=== Tareas del ejercicio ===
#1 Enumere todos los libros de cuentos de Nilo Espinoza Haro que el texto de referencia menciona como publicados, con el lugar y el año que se indican para cada uno.
#2 Indique si cada afirmación concuerda con el texto de referencia y responda sí o no, citando las palabras del texto que lo deciden:
(a) Nilo Espinoza Haro estudió Literatura en la Universidad Nacional Mayor de San Marcos.
(b) La novela Bruniquilda se publicó en México.
(c) En 1983 obtuvo el primer premio del Concurso Hispanoamericano de Cuento con el libro Mar de cuentos.
#3 ¿Quién dirigía el suplemento El Caballo Rojo, según el texto de referencia?

Licenciada en historia por la Universidad Nacional Mayor de San Marcos, fue docente en dicha casa de estudios superiores. Reconocida como primera reportera gráfica del Perú por la Asociación de Reporteros Gráficos del Perú. Militante feminista. Laboró en el diario La Prensa de Lima, en el suplemento El Caballo Rojo dirigido por el poeta Antonio Cisneros, en la revista Equis-X y en varias fotonovelas publicadas por Manuela Ramos. Del 24 de septiembre al 31 de octubre del 2015, el Centro Cultural de la Universidad Nacional Mayor de San Marcos le rindió homenaje a su trayectoria presentando una muestra de sus obras titulada “Años, vida, gente”.
NILO ESPINOZA HARO
Apunte de su nieto Nicolás Gutiérrez Espinoza
Estudió Literatura en la Universidad Nacional Mayor de San Marcos. En México (1983), con su libro País de papel, obtuvo el primer premio del Concurso Hispanoamericano de Cuento. En ese país también colaboró con el maestro Juan José Arreola en el “Taller de reparación de frases”.
Ha publicado los libros de cuentos Azaroso inventario de las visiones, testimonios y recordatorios de Chinchinchín en la ciudad de los reyes (Lima, 1987), Sonata de los espectros (México, 1989 - Lima, 1990), Mar de cuentos (Lima, 1996), Caja China (Lima, 2009), Circo (Lima, 2009) y la novela Bruniquilda (Lima, 2007).
Respecto a su obra literaria, Luis Alberto Sánchez dijo: “En Sonata de los espectros hay páginas alucinantes, que hacen recordar la imaginación poderosa y al mismo tiempo caótica de algunos disparates ordenados y estéticos de Franz Kafka”.
A su vez el poeta Eduardo Chirinos, dijo: “Heredero de una tradición que se remonta a los fabulistas del siglo XVIII, Nilo Espinoza Haro no es por suerte ningún moralista. Tampoco se mueve en el sospechoso didactismo de un Samaniego o de un Iriarte: neoclásico al revés, sabe que el arte de narrar exige una destreza que mantenga encandilado al auditorio y lo divierta y hostigue para, de ese modo, clavarle la tierna y venenosa puñalada que le hará saber que ese mundo imaginario no es otro que aquel en el que diariamente vive, se enamora, se reproduce y muere”.
Como periodista ha trabajado en diarios y revistas de Lima y ciudad de México.
Fotografía de Beatriz Suárez
NIÑOS DEL PERÚ
09–11–74
Nilo Espinoza Haro
Ayer leí: “En algunas familias aymaras no es raro el infanticidio. A los hijos no deseados, el padre les da a beber una copa de aguardiente para intoxicarlos o los asfixia colocándoles una manta sobre la boca y las fosas nasales. Si por alguna razón el niño o los niños sobreviven a ese tipo de los atentados, se les respeta la vida en nombre de fuerzas sobrenaturales que no han aceptado su muerte”. No estaba en un libro de ficción.

=== Datos recopilados ===
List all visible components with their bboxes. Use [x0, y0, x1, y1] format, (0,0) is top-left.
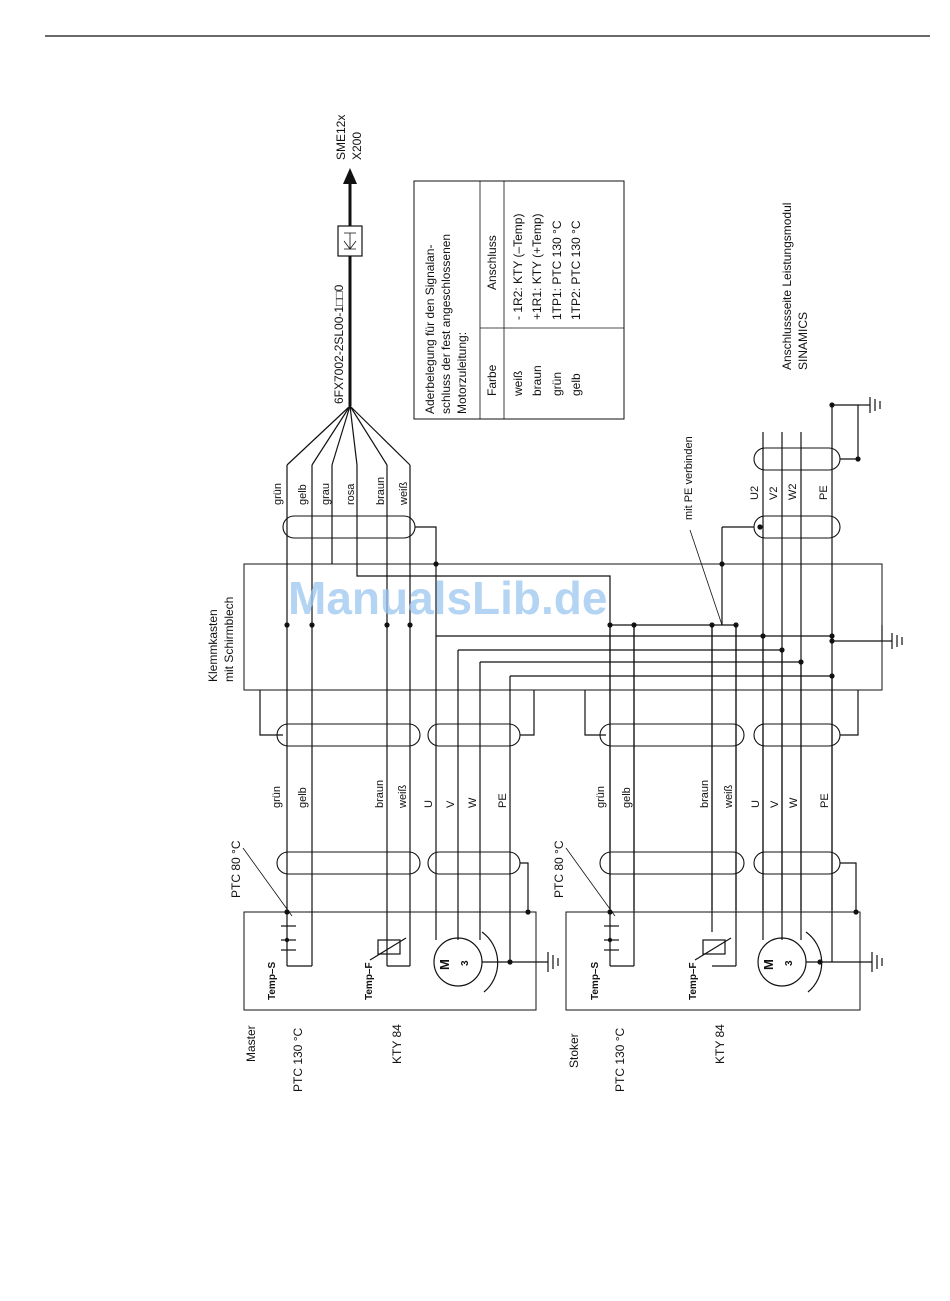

=== Respuestas ===
#1
- Azaroso inventario de las visiones, testimonios y recordatorios de Chinchinchín en la ciudad de los reyes (Lima, 1987)
- Sonata de los espectros (México, 1989 - Lima, 1990)
- Mar de cuentos (Lima, 1996)
- Caja China (Lima, 2009)
- Circo (Lima, 2009)

#2
(a) Sí: "Estudió Literatura en la Universidad Nacional Mayor de San Marcos."
(b) No: "la novela Bruniquilda (Lima, 2007)"
(c) No: "En México (1983), con su libro País de papel, obtuvo el primer premio del Concurso Hispanoamericano de Cuento."

#3 El poeta Antonio Cisneros.